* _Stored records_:
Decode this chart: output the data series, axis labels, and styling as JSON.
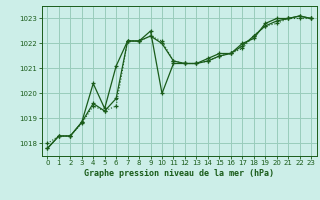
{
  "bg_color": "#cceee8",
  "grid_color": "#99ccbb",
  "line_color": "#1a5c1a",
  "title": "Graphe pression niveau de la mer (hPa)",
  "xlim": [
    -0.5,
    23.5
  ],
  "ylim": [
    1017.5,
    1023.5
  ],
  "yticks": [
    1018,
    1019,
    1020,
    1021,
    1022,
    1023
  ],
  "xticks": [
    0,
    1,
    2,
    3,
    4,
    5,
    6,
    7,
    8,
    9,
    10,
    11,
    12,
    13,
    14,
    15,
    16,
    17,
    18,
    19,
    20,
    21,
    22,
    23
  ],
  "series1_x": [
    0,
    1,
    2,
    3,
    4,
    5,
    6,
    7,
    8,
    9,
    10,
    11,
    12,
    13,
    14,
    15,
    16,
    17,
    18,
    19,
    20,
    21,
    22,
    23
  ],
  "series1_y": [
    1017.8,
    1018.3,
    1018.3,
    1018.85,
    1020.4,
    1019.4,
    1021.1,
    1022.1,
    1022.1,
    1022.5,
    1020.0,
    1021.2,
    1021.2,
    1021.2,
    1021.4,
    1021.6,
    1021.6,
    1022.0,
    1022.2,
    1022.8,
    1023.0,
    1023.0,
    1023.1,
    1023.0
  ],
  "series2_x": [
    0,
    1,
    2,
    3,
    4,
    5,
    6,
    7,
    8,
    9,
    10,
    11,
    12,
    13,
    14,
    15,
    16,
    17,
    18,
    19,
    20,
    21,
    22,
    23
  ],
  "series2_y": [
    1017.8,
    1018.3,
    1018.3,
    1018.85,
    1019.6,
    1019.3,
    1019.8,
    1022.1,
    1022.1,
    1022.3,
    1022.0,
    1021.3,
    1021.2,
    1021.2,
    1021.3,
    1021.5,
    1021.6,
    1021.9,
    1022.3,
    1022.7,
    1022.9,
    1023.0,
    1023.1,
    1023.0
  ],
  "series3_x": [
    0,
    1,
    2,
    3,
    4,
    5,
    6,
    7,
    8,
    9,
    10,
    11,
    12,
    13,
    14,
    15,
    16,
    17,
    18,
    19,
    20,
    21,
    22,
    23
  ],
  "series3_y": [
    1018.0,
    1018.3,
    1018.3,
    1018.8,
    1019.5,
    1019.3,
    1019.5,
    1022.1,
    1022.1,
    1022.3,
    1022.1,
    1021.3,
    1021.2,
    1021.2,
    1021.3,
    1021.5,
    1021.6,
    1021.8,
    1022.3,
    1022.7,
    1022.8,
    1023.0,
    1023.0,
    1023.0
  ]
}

...

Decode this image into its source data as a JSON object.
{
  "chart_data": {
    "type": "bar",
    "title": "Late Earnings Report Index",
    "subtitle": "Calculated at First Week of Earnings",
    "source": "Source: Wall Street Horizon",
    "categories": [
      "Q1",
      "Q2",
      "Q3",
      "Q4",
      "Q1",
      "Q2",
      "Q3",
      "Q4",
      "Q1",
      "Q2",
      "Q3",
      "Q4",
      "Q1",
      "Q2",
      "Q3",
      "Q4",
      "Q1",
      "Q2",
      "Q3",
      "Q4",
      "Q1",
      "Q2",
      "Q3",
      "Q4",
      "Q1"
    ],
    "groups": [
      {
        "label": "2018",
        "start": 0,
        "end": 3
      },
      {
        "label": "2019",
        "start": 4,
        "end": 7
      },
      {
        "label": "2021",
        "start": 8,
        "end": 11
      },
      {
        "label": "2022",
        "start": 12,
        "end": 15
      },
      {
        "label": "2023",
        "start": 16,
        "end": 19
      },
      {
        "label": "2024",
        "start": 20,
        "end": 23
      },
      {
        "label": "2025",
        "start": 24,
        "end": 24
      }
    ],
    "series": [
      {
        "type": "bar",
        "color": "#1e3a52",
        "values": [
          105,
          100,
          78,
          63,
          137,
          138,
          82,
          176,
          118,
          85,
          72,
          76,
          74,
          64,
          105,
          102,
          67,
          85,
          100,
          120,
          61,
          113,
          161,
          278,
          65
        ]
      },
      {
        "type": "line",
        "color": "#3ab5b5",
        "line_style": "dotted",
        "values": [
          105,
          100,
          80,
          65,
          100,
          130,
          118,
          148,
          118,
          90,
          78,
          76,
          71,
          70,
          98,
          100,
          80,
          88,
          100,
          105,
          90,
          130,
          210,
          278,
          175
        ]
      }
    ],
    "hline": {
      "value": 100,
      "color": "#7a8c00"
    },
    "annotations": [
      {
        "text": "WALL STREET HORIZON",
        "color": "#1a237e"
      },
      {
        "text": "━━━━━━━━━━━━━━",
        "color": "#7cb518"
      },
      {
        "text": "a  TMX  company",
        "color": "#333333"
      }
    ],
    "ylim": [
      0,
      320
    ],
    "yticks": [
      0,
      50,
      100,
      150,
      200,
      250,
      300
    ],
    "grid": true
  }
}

* _What you need to do_: Identify the lines of the entries containing the string "Earnings". Copy each such line.

* _Full output_:
    "title": "Late Earnings Report Index",
    "subtitle": "Calculated at First Week of Earnings",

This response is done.